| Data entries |

- - - - - - -

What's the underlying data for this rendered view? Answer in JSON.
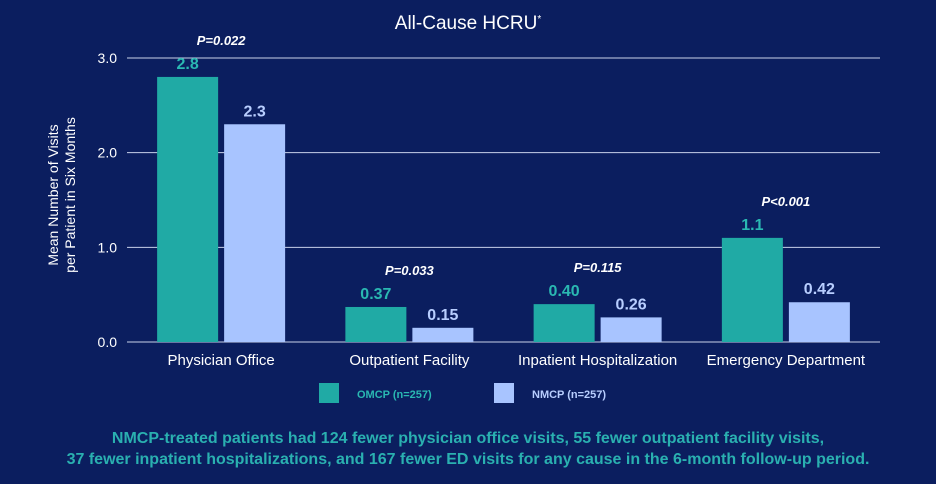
{
  "chart_data": {
    "type": "bar",
    "title": "All-Cause HCRU",
    "title_superscript": "*",
    "ylabel_lines": [
      "Mean Number of Visits",
      "per Patient in Six Months"
    ],
    "ylim": [
      0,
      3.0
    ],
    "yticks": [
      "0.0",
      "1.0",
      "2.0",
      "3.0"
    ],
    "grid": true,
    "categories": [
      "Physician Office",
      "Outpatient Facility",
      "Inpatient Hospitalization",
      "Emergency Department"
    ],
    "series": [
      {
        "name": "OMCP (n=257)",
        "color": "#20aaa5",
        "label_color": "#2ab8b2",
        "values": [
          2.8,
          0.37,
          0.4,
          1.1
        ],
        "labels": [
          "2.8",
          "0.37",
          "0.40",
          "1.1"
        ]
      },
      {
        "name": "NMCP (n=257)",
        "color": "#a8c4ff",
        "label_color": "#b8ceff",
        "values": [
          2.3,
          0.15,
          0.26,
          0.42
        ],
        "labels": [
          "2.3",
          "0.15",
          "0.26",
          "0.42"
        ]
      }
    ],
    "p_values": [
      "P=0.022",
      "P=0.033",
      "P=0.115",
      "P<0.001"
    ],
    "legend_position": "bottom"
  },
  "footnote": {
    "line1": "NMCP-treated patients had 124 fewer physician office visits, 55 fewer outpatient facility visits,",
    "line2": "37 fewer inpatient hospitalizations, and 167 fewer ED visits for any cause in the 6-month follow-up period."
  },
  "colors": {
    "background": "#0b1e5f",
    "accent": "#2ab0b0"
  }
}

- - - - - - -

| REQUIRED WORK |
Repeat every entry above exactly; images stay out of the copy.

| EXERCISE SOLUTION |
What's the underlying data for this rendered view? Answer in JSON.
{
  "chart_data": {
    "type": "bar",
    "title": "All-Cause HCRU",
    "title_superscript": "*",
    "ylabel_lines": [
      "Mean Number of Visits",
      "per Patient in Six Months"
    ],
    "ylim": [
      0,
      3.0
    ],
    "yticks": [
      "0.0",
      "1.0",
      "2.0",
      "3.0"
    ],
    "grid": true,
    "categories": [
      "Physician Office",
      "Outpatient Facility",
      "Inpatient Hospitalization",
      "Emergency Department"
    ],
    "series": [
      {
        "name": "OMCP (n=257)",
        "color": "#20aaa5",
        "label_color": "#2ab8b2",
        "values": [
          2.8,
          0.37,
          0.4,
          1.1
        ],
        "labels": [
          "2.8",
          "0.37",
          "0.40",
          "1.1"
        ]
      },
      {
        "name": "NMCP (n=257)",
        "color": "#a8c4ff",
        "label_color": "#b8ceff",
        "values": [
          2.3,
          0.15,
          0.26,
          0.42
        ],
        "labels": [
          "2.3",
          "0.15",
          "0.26",
          "0.42"
        ]
      }
    ],
    "p_values": [
      "P=0.022",
      "P=0.033",
      "P=0.115",
      "P<0.001"
    ],
    "legend_position": "bottom"
  },
  "footnote": {
    "line1": "NMCP-treated patients had 124 fewer physician office visits, 55 fewer outpatient facility visits,",
    "line2": "37 fewer inpatient hospitalizations, and 167 fewer ED visits for any cause in the 6-month follow-up period."
  },
  "colors": {
    "background": "#0b1e5f",
    "accent": "#2ab0b0"
  }
}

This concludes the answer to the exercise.